[Stored records]
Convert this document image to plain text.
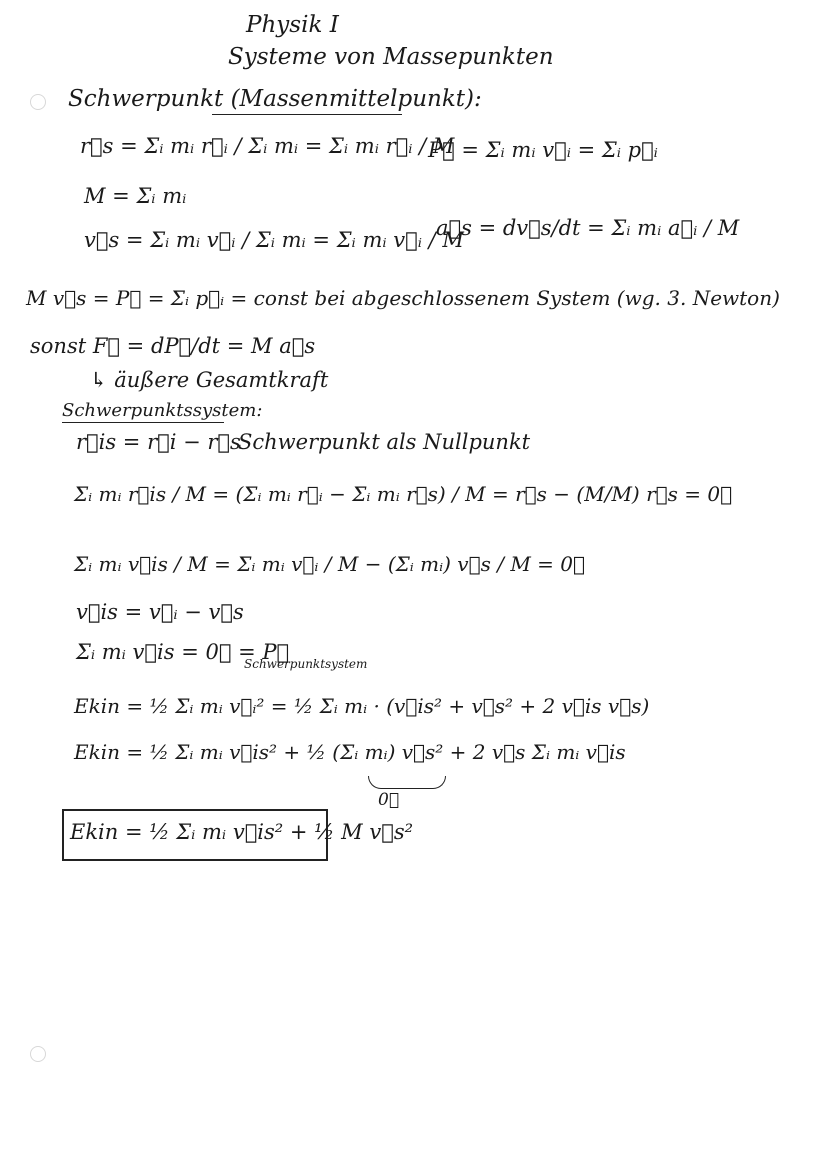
Physik I
Systeme von Massepunkten
Schwerpunkt (Massenmittelpunkt):
r⃗s = Σᵢ mᵢ r⃗ᵢ / Σᵢ mᵢ = Σᵢ mᵢ r⃗ᵢ / M
P⃗ = Σᵢ mᵢ v⃗ᵢ = Σᵢ p⃗ᵢ
M = Σᵢ mᵢ
v⃗s = Σᵢ mᵢ v⃗ᵢ / Σᵢ mᵢ = Σᵢ mᵢ v⃗ᵢ / M
a⃗s = dv⃗s/dt = Σᵢ mᵢ a⃗ᵢ / M
M v⃗s = P⃗ = Σᵢ p⃗ᵢ = const bei abgeschlossenem System (wg. 3. Newton)
sonst F⃗ = dP⃗/dt = M a⃗s
↳ äußere Gesamtkraft
Schwerpunktssystem:
r⃗is = r⃗i − r⃗s
Schwerpunkt als Nullpunkt
Σᵢ mᵢ r⃗is / M = (Σᵢ mᵢ r⃗ᵢ − Σᵢ mᵢ r⃗s) / M = r⃗s − (M/M) r⃗s = 0⃗
Σᵢ mᵢ v⃗is / M = Σᵢ mᵢ v⃗ᵢ / M − (Σᵢ mᵢ) v⃗s / M = 0⃗
v⃗is = v⃗ᵢ − v⃗s
Σᵢ mᵢ v⃗is = 0⃗ = P⃗
Schwerpunktsystem
Ekin = ½ Σᵢ mᵢ v⃗ᵢ² = ½ Σᵢ mᵢ · (v⃗is² + v⃗s² + 2 v⃗is v⃗s)
Ekin = ½ Σᵢ mᵢ v⃗is² + ½ (Σᵢ mᵢ) v⃗s² + 2 v⃗s Σᵢ mᵢ v⃗is
0⃗
Ekin = ½ Σᵢ mᵢ v⃗is² + ½ M v⃗s²
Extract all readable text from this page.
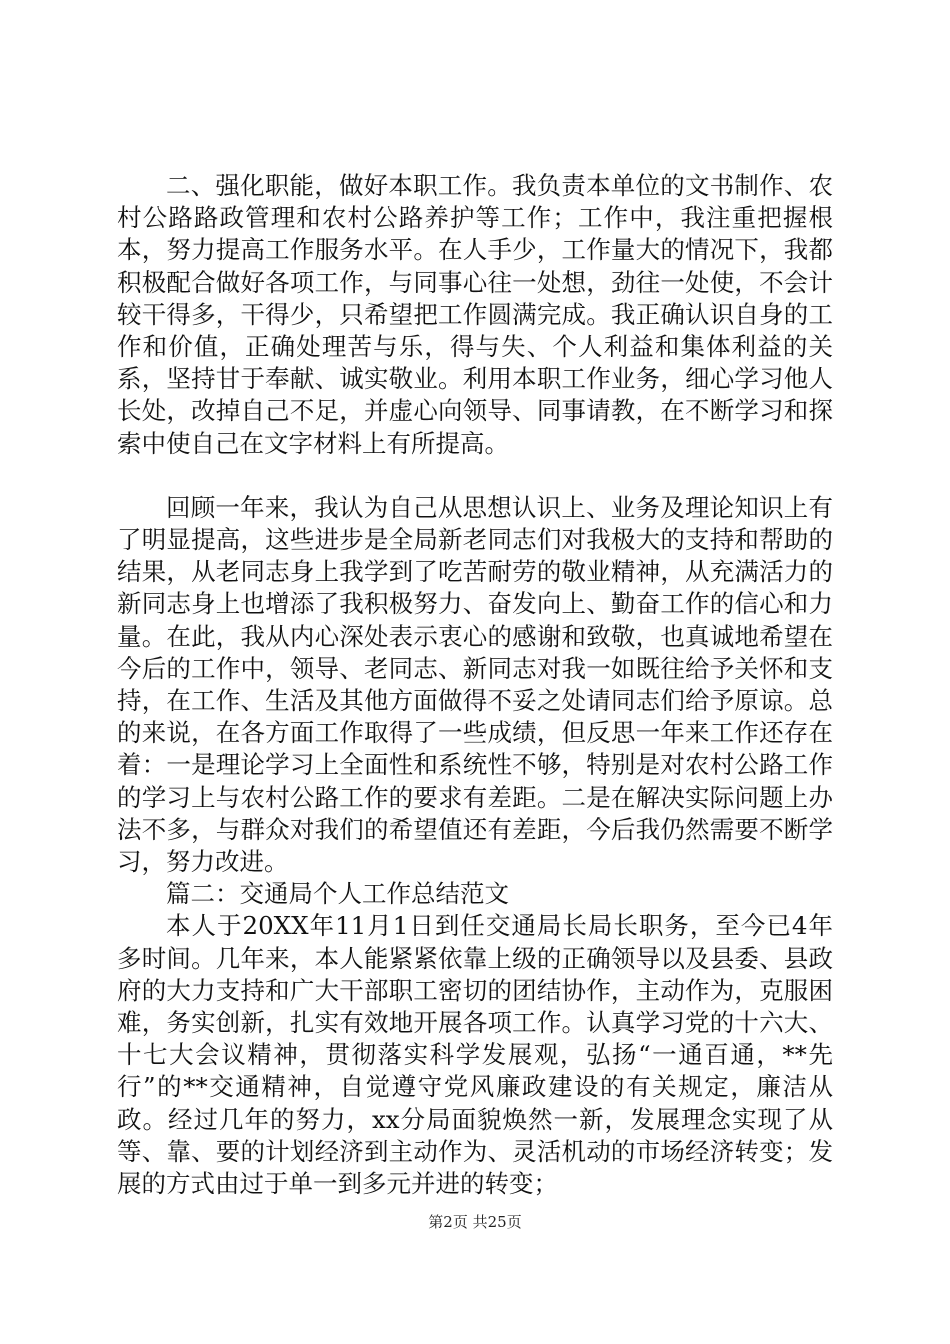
二、强化职能，做好本职工作。我负责本单位的文书制作、农村公路路政管理和农村公路养护等工作；工作中，我注重把握根本，努力提高工作服务水平。在人手少，工作量大的情况下，我都积极配合做好各项工作，与同事心往一处想，劲往一处使，不会计较干得多，干得少，只希望把工作圆满完成。我正确认识自身的工作和价值，正确处理苦与乐，得与失、个人利益和集体利益的关系，坚持甘于奉献、诚实敬业。利用本职工作业务，细心学习他人长处，改掉自己不足，并虚心向领导、同事请教，在不断学习和探索中使自己在文字材料上有所提高。

回顾一年来，我认为自己从思想认识上、业务及理论知识上有了明显提高，这些进步是全局新老同志们对我极大的支持和帮助的结果，从老同志身上我学到了吃苦耐劳的敬业精神，从充满活力的新同志身上也增添了我积极努力、奋发向上、勤奋工作的信心和力量。在此，我从内心深处表示衷心的感谢和致敬，也真诚地希望在今后的工作中，领导、老同志、新同志对我一如既往给予关怀和支持，在工作、生活及其他方面做得不妥之处请同志们给予原谅。总的来说，在各方面工作取得了一些成绩，但反思一年来工作还存在着：一是理论学习上全面性和系统性不够，特别是对农村公路工作的学习上与农村公路工作的要求有差距。二是在解决实际问题上办法不多，与群众对我们的希望值还有差距，今后我仍然需要不断学习，努力改进。

篇二：交通局个人工作总结范文

本人于20XX年11月1日到任交通局长局长职务，至今已4年多时间。几年来，本人能紧紧依靠上级的正确领导以及县委、县政府的大力支持和广大干部职工密切的团结协作，主动作为，克服困难，务实创新，扎实有效地开展各项工作。认真学习党的十六大、十七大会议精神，贯彻落实科学发展观，弘扬“一通百通，**先行”的**交通精神，自觉遵守党风廉政建设的有关规定，廉洁从政。经过几年的努力，xx分局面貌焕然一新，发展理念实现了从等、靠、要的计划经济到主动作为、灵活机动的市场经济转变；发展的方式由过于单一到多元并进的转变；

第2页 共25页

● **To do**: Reproduce each entry precisely, dropping only the pictures.

● **Answer to the task**:
Convert this document image to plain text.
Physik I
Systeme von Massepunkten
Schwerpunkt (Massenmittelpunkt):
r⃗s = Σᵢ mᵢ r⃗ᵢ / Σᵢ mᵢ = Σᵢ mᵢ r⃗ᵢ / M
P⃗ = Σᵢ mᵢ v⃗ᵢ = Σᵢ p⃗ᵢ
M = Σᵢ mᵢ
v⃗s = Σᵢ mᵢ v⃗ᵢ / Σᵢ mᵢ = Σᵢ mᵢ v⃗ᵢ / M
a⃗s = dv⃗s/dt = Σᵢ mᵢ a⃗ᵢ / M
M v⃗s = P⃗ = Σᵢ p⃗ᵢ = const bei abgeschlossenem System (wg. 3. Newton)
sonst F⃗ = dP⃗/dt = M a⃗s
↳ äußere Gesamtkraft
Schwerpunktssystem:
r⃗is = r⃗i − r⃗s
Schwerpunkt als Nullpunkt
Σᵢ mᵢ r⃗is / M = (Σᵢ mᵢ r⃗ᵢ − Σᵢ mᵢ r⃗s) / M = r⃗s − (M/M) r⃗s = 0⃗
Σᵢ mᵢ v⃗is / M = Σᵢ mᵢ v⃗ᵢ / M − (Σᵢ mᵢ) v⃗s / M = 0⃗
v⃗is = v⃗ᵢ − v⃗s
Σᵢ mᵢ v⃗is = 0⃗ = P⃗
Schwerpunktsystem
Ekin = ½ Σᵢ mᵢ v⃗ᵢ² = ½ Σᵢ mᵢ · (v⃗is² + v⃗s² + 2 v⃗is v⃗s)
Ekin = ½ Σᵢ mᵢ v⃗is² + ½ (Σᵢ mᵢ) v⃗s² + 2 v⃗s Σᵢ mᵢ v⃗is
0⃗
Ekin = ½ Σᵢ mᵢ v⃗is² + ½ M v⃗s²
Extract all readable text from this page.
二、强化职能，做好本职工作。我负责本单位的文书制作、农村公路路政管理和农村公路养护等工作；工作中，我注重把握根本，努力提高工作服务水平。在人手少，工作量大的情况下，我都积极配合做好各项工作，与同事心往一处想，劲往一处使，不会计较干得多，干得少，只希望把工作圆满完成。我正确认识自身的工作和价值，正确处理苦与乐，得与失、个人利益和集体利益的关系，坚持甘于奉献、诚实敬业。利用本职工作业务，细心学习他人长处，改掉自己不足，并虚心向领导、同事请教，在不断学习和探索中使自己在文字材料上有所提高。

回顾一年来，我认为自己从思想认识上、业务及理论知识上有了明显提高，这些进步是全局新老同志们对我极大的支持和帮助的结果，从老同志身上我学到了吃苦耐劳的敬业精神，从充满活力的新同志身上也增添了我积极努力、奋发向上、勤奋工作的信心和力量。在此，我从内心深处表示衷心的感谢和致敬，也真诚地希望在今后的工作中，领导、老同志、新同志对我一如既往给予关怀和支持，在工作、生活及其他方面做得不妥之处请同志们给予原谅。总的来说，在各方面工作取得了一些成绩，但反思一年来工作还存在着：一是理论学习上全面性和系统性不够，特别是对农村公路工作的学习上与农村公路工作的要求有差距。二是在解决实际问题上办法不多，与群众对我们的希望值还有差距，今后我仍然需要不断学习，努力改进。

篇二：交通局个人工作总结范文

本人于20XX年11月1日到任交通局长局长职务，至今已4年多时间。几年来，本人能紧紧依靠上级的正确领导以及县委、县政府的大力支持和广大干部职工密切的团结协作，主动作为，克服困难，务实创新，扎实有效地开展各项工作。认真学习党的十六大、十七大会议精神，贯彻落实科学发展观，弘扬“一通百通，**先行”的**交通精神，自觉遵守党风廉政建设的有关规定，廉洁从政。经过几年的努力，xx分局面貌焕然一新，发展理念实现了从等、靠、要的计划经济到主动作为、灵活机动的市场经济转变；发展的方式由过于单一到多元并进的转变；

第2页 共25页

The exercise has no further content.